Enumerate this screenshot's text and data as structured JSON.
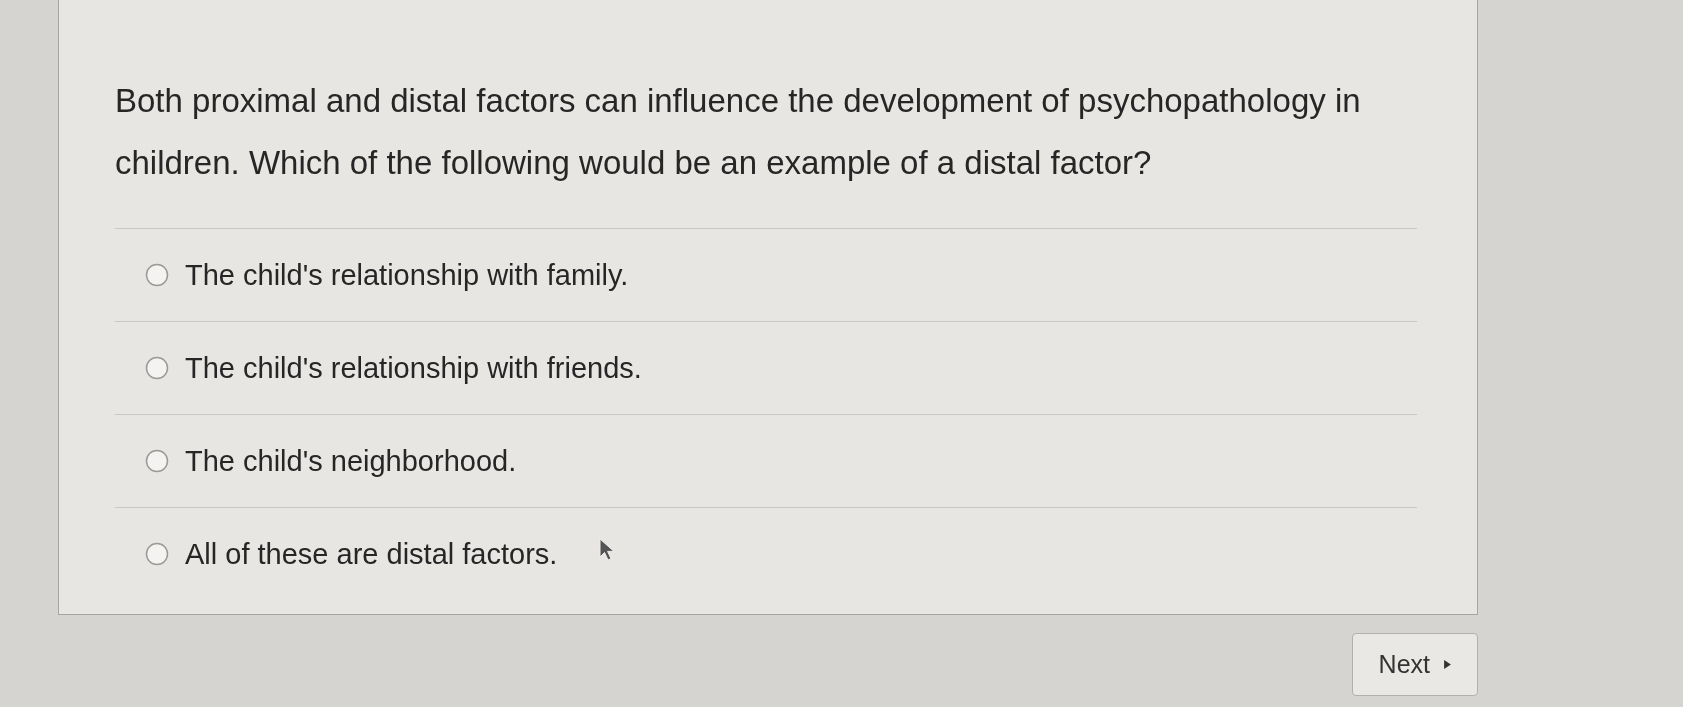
{
  "question": {
    "text": "Both proximal and distal factors can influence the development of psychopathology in children. Which of the following would be an example of a distal factor?"
  },
  "options": [
    {
      "label": "The child's relationship with family.",
      "selected": false
    },
    {
      "label": "The child's relationship with friends.",
      "selected": false
    },
    {
      "label": "The child's neighborhood.",
      "selected": false
    },
    {
      "label": "All of these are distal factors.",
      "selected": false
    }
  ],
  "next_button": {
    "label": "Next"
  }
}
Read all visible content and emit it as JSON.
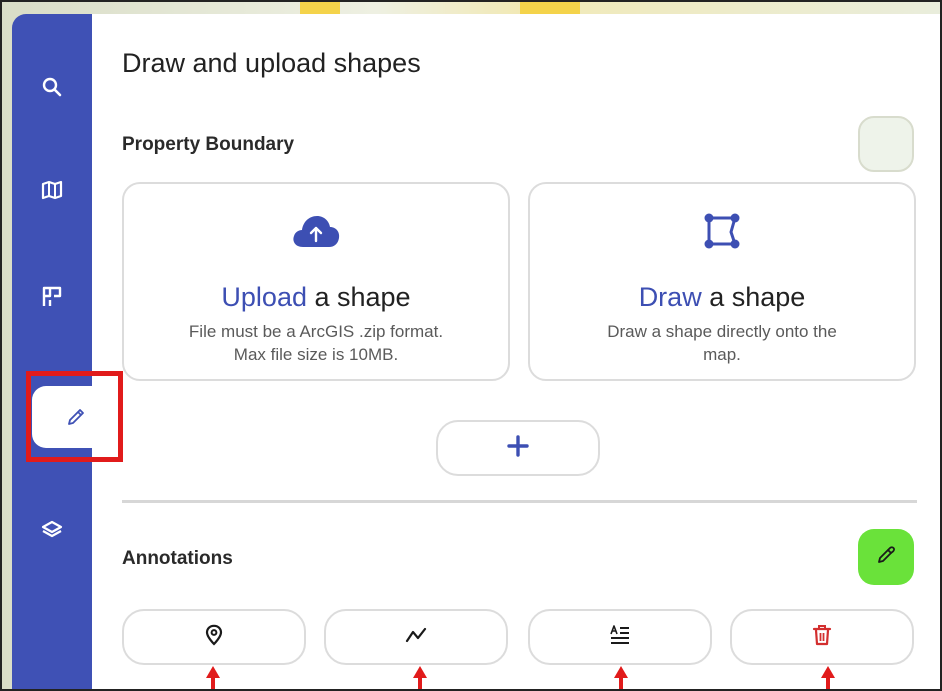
{
  "colors": {
    "sidebar": "#3f51b5",
    "accent": "#3d4fb3",
    "annotation_toggle": "#6ae23a",
    "delete": "#d32f2f",
    "highlight": "#e11b1b"
  },
  "sidebar": {
    "items": [
      {
        "name": "search",
        "icon": "search-icon"
      },
      {
        "name": "map",
        "icon": "map-icon"
      },
      {
        "name": "plan",
        "icon": "floorplan-icon"
      },
      {
        "name": "draw",
        "icon": "pencil-icon",
        "active": true
      },
      {
        "name": "layers",
        "icon": "layers-icon"
      }
    ]
  },
  "panel": {
    "title": "Draw and upload shapes",
    "property_boundary": {
      "title": "Property Boundary",
      "upload_card": {
        "accent": "Upload",
        "rest": " a shape",
        "desc_line1": "File must be a ArcGIS .zip format.",
        "desc_line2": "Max file size is 10MB.",
        "icon": "cloud-upload-icon"
      },
      "draw_card": {
        "accent": "Draw",
        "rest": " a shape",
        "desc_line1": "Draw a shape directly onto the",
        "desc_line2": "map.",
        "icon": "polygon-draw-icon"
      },
      "add_button_icon": "plus-icon"
    },
    "annotations": {
      "title": "Annotations",
      "toggle_icon": "eyedropper-icon",
      "tools": [
        {
          "name": "marker",
          "icon": "location-pin-icon"
        },
        {
          "name": "line",
          "icon": "line-icon"
        },
        {
          "name": "text",
          "icon": "text-icon"
        },
        {
          "name": "delete",
          "icon": "trash-icon"
        }
      ]
    }
  }
}
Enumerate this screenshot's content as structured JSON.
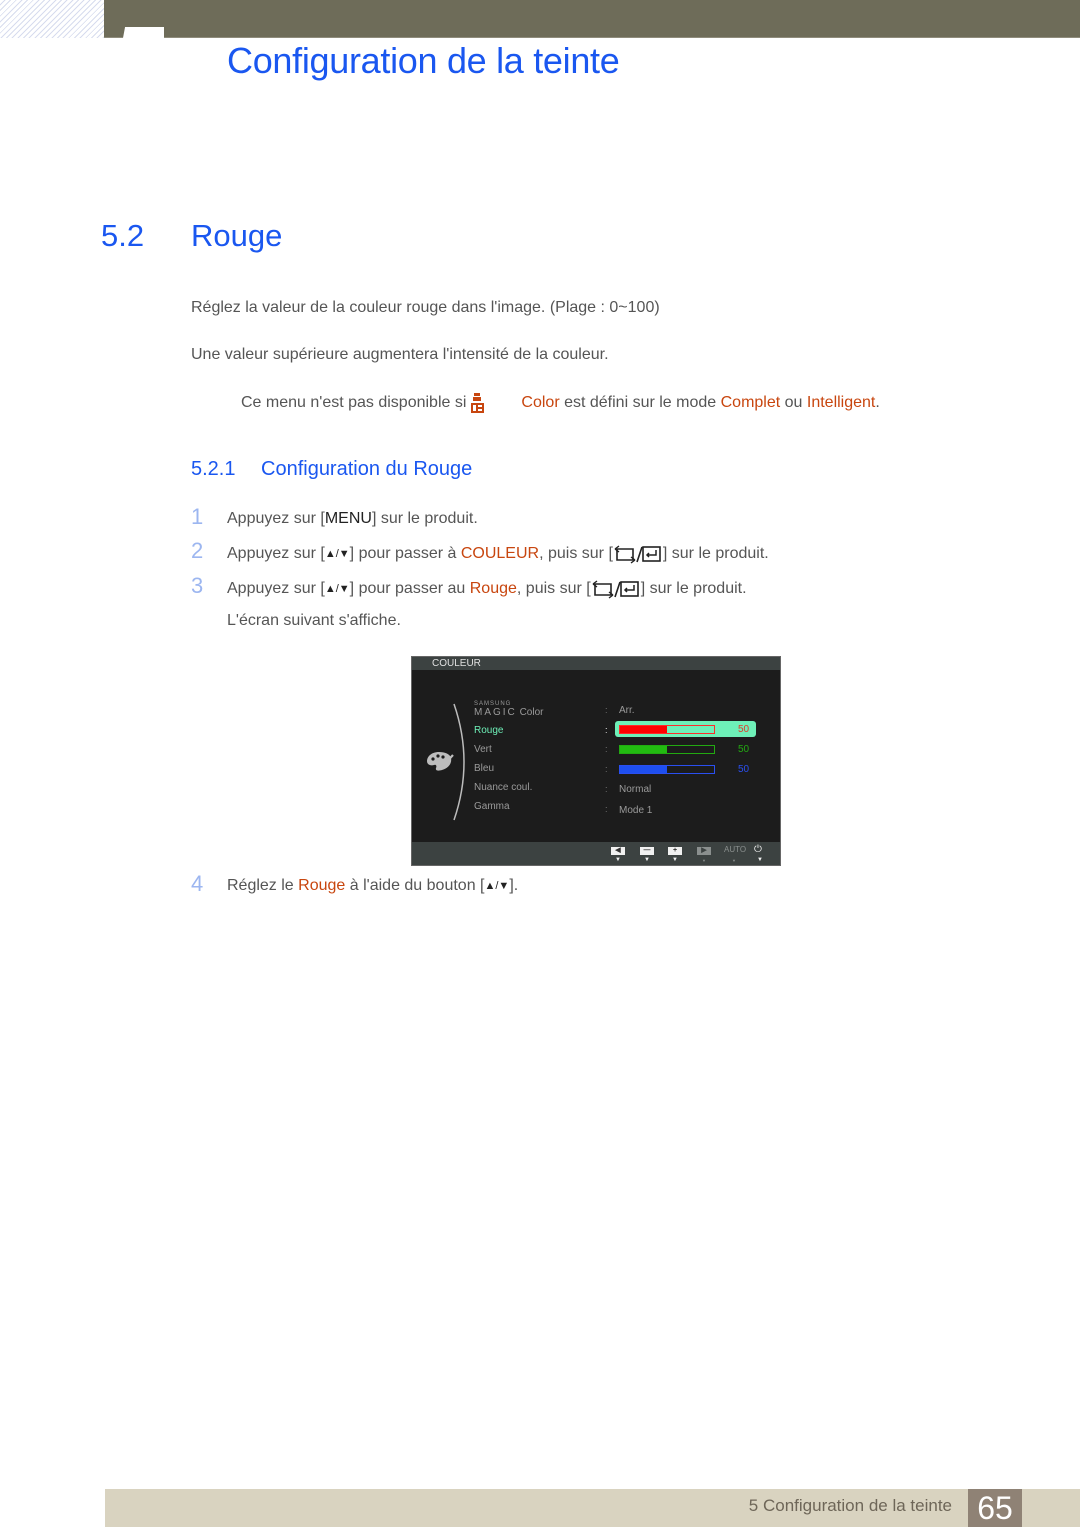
{
  "header": {
    "chapter_title": "Configuration de la teinte"
  },
  "section": {
    "number": "5.2",
    "title": "Rouge"
  },
  "paragraphs": [
    "Réglez la valeur de la couleur rouge dans l'image. (Plage : 0~100)",
    "Une valeur supérieure augmentera l'intensité de la couleur."
  ],
  "note": {
    "prefix": "Ce menu n'est pas disponible si",
    "icon": "samsung-magic-icon",
    "hl1": "Color",
    "mid": " est défini sur le mode ",
    "hl2": "Complet",
    "mid2": " ou ",
    "hl3": "Intelligent",
    "suffix": "."
  },
  "subsection": {
    "number": "5.2.1",
    "title": "Configuration du Rouge"
  },
  "steps": [
    {
      "num": "1",
      "a": "Appuyez sur [",
      "key": "MENU",
      "b": "] sur le produit."
    },
    {
      "num": "2",
      "a": "Appuyez sur [",
      "updown": "▲/▼",
      "b": "] pour passer à ",
      "hl": "COULEUR",
      "c": ", puis sur [",
      "d": "] sur le produit."
    },
    {
      "num": "3",
      "a": "Appuyez sur [",
      "updown": "▲/▼",
      "b": "] pour passer au ",
      "hl": "Rouge",
      "c": ", puis sur [",
      "d": "] sur le produit.",
      "line2": "L'écran suivant s'affiche."
    },
    {
      "num": "4",
      "a": "Réglez le ",
      "hl": "Rouge",
      "b": " à l'aide du bouton [",
      "updown": "▲/▼",
      "c": "]."
    }
  ],
  "osd": {
    "header": "COULEUR",
    "samsung": "SAMSUNG",
    "magic": "MAGIC",
    "items": [
      {
        "label": "Color",
        "value": "Arr."
      },
      {
        "label": "Rouge",
        "value": 50,
        "active": true,
        "color": "#ff0000",
        "fill": 0.5
      },
      {
        "label": "Vert",
        "value": 50,
        "color": "#22bb11",
        "fill": 0.5
      },
      {
        "label": "Bleu",
        "value": 50,
        "color": "#1e4ff0",
        "fill": 0.5
      },
      {
        "label": "Nuance coul.",
        "value": "Normal"
      },
      {
        "label": "Gamma",
        "value": "Mode 1"
      }
    ],
    "footer": {
      "auto": "AUTO"
    }
  },
  "footer": {
    "chapter": "5 Configuration de la teinte",
    "page": "65"
  },
  "colors": {
    "accent_blue": "#1a57f0",
    "highlight_orange": "#c8460f",
    "top_bar": "#6e6c59",
    "footer_bar": "#d9d3c0",
    "page_badge": "#8f8275",
    "osd_active": "#6ef0b8"
  }
}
#####
DIRECTIVE
Pick out the lines containing the string "content".

RESPONSE FOR THIS EXERCISE
Read all visible content and emit it as JSON.
Enumerate this screenshot's content as structured JSON.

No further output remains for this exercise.